● **YOUR TASK**
Leave the pictures out, and retype all of the material exactly as written.

===

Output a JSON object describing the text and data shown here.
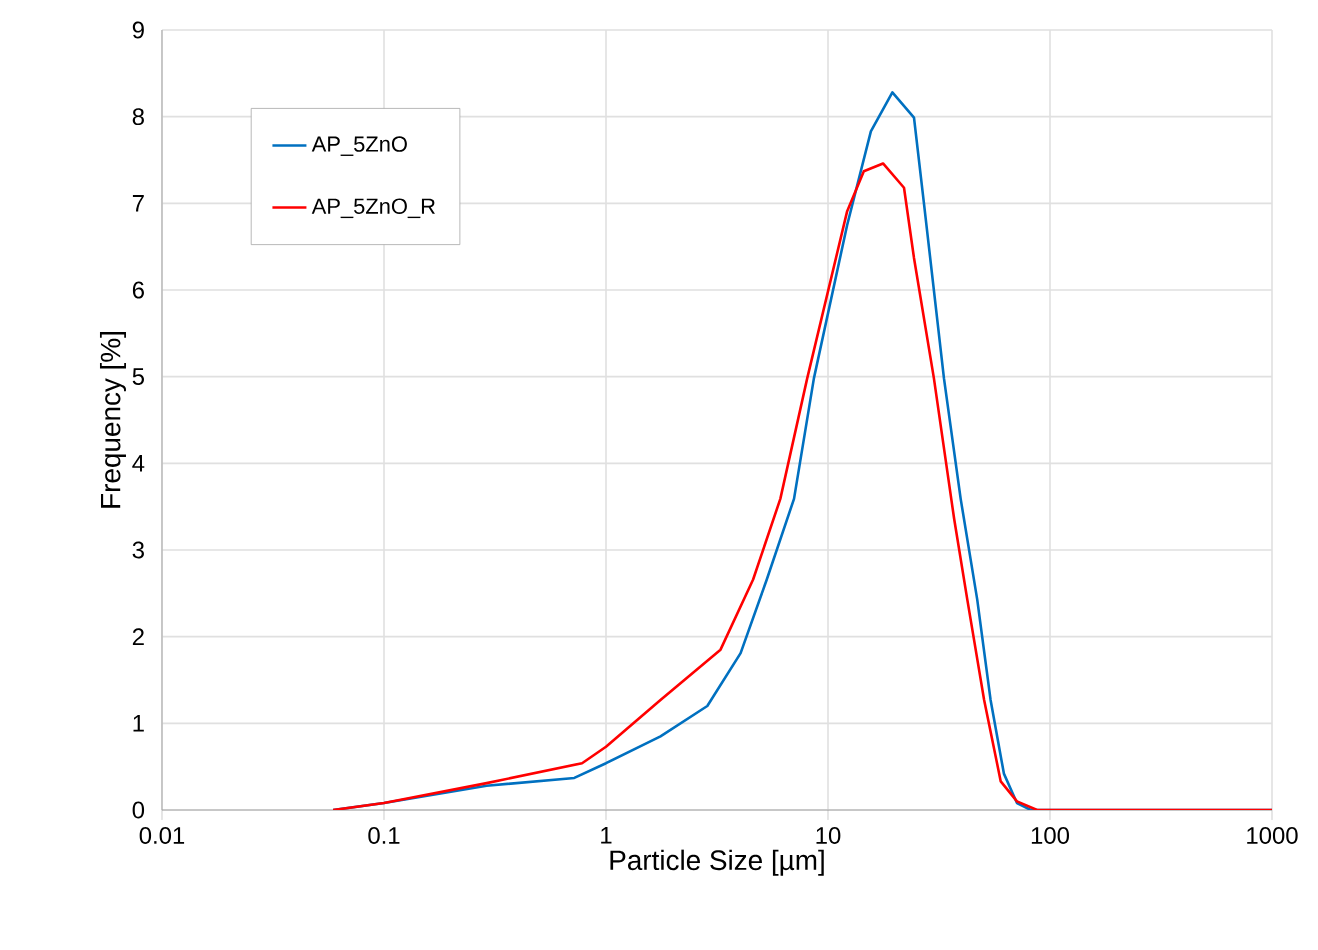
{
  "chart_data": {
    "type": "line",
    "xlabel": "Particle Size [µm]",
    "ylabel": "Frequency [%]",
    "log": "x",
    "xlim": [
      0.01,
      1000
    ],
    "xticks": [
      0.01,
      0.1,
      1,
      10,
      100,
      1000
    ],
    "ylim": [
      0,
      9
    ],
    "yticks": [
      0,
      1,
      2,
      3,
      4,
      5,
      6,
      7,
      8,
      9
    ],
    "grid": true,
    "legend": "top left",
    "marker": "none",
    "line_style": "solid",
    "series": [
      {
        "name": "AP_5ZnO",
        "color": "#0070c0",
        "x": [
          0.059,
          0.1,
          0.29,
          0.72,
          1,
          1.76,
          2.86,
          4.04,
          5.3,
          7.03,
          8.64,
          12.2,
          15.6,
          19.5,
          24.4,
          27,
          33.3,
          39.6,
          47,
          54,
          62,
          71,
          82,
          100,
          1000
        ],
        "values": [
          0,
          0.08,
          0.28,
          0.37,
          0.54,
          0.85,
          1.2,
          1.81,
          2.66,
          3.59,
          4.98,
          6.75,
          7.83,
          8.28,
          7.99,
          7.02,
          4.98,
          3.59,
          2.43,
          1.27,
          0.42,
          0.08,
          0,
          0,
          0
        ]
      },
      {
        "name": "AP_5ZnO_R",
        "color": "#ff0000",
        "x": [
          0.059,
          0.1,
          0.29,
          0.78,
          1,
          1.76,
          3.28,
          4.6,
          6.1,
          8.06,
          12.2,
          14.5,
          17.7,
          22,
          24.4,
          30,
          37,
          42.4,
          50.5,
          60,
          71,
          87.5,
          100,
          1000
        ],
        "values": [
          0,
          0.08,
          0.31,
          0.54,
          0.73,
          1.27,
          1.85,
          2.66,
          3.59,
          4.98,
          6.91,
          7.37,
          7.46,
          7.18,
          6.37,
          4.98,
          3.36,
          2.43,
          1.27,
          0.33,
          0.1,
          0,
          0,
          0
        ]
      }
    ]
  }
}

===

● **THE RESULT**
Output a JSON object describing the text and data shown here.
{
  "chart_data": {
    "type": "line",
    "xlabel": "Particle Size [µm]",
    "ylabel": "Frequency [%]",
    "log": "x",
    "xlim": [
      0.01,
      1000
    ],
    "xticks": [
      0.01,
      0.1,
      1,
      10,
      100,
      1000
    ],
    "ylim": [
      0,
      9
    ],
    "yticks": [
      0,
      1,
      2,
      3,
      4,
      5,
      6,
      7,
      8,
      9
    ],
    "grid": true,
    "legend": "top left",
    "marker": "none",
    "line_style": "solid",
    "series": [
      {
        "name": "AP_5ZnO",
        "color": "#0070c0",
        "x": [
          0.059,
          0.1,
          0.29,
          0.72,
          1,
          1.76,
          2.86,
          4.04,
          5.3,
          7.03,
          8.64,
          12.2,
          15.6,
          19.5,
          24.4,
          27,
          33.3,
          39.6,
          47,
          54,
          62,
          71,
          82,
          100,
          1000
        ],
        "values": [
          0,
          0.08,
          0.28,
          0.37,
          0.54,
          0.85,
          1.2,
          1.81,
          2.66,
          3.59,
          4.98,
          6.75,
          7.83,
          8.28,
          7.99,
          7.02,
          4.98,
          3.59,
          2.43,
          1.27,
          0.42,
          0.08,
          0,
          0,
          0
        ]
      },
      {
        "name": "AP_5ZnO_R",
        "color": "#ff0000",
        "x": [
          0.059,
          0.1,
          0.29,
          0.78,
          1,
          1.76,
          3.28,
          4.6,
          6.1,
          8.06,
          12.2,
          14.5,
          17.7,
          22,
          24.4,
          30,
          37,
          42.4,
          50.5,
          60,
          71,
          87.5,
          100,
          1000
        ],
        "values": [
          0,
          0.08,
          0.31,
          0.54,
          0.73,
          1.27,
          1.85,
          2.66,
          3.59,
          4.98,
          6.91,
          7.37,
          7.46,
          7.18,
          6.37,
          4.98,
          3.36,
          2.43,
          1.27,
          0.33,
          0.1,
          0,
          0,
          0
        ]
      }
    ]
  }
}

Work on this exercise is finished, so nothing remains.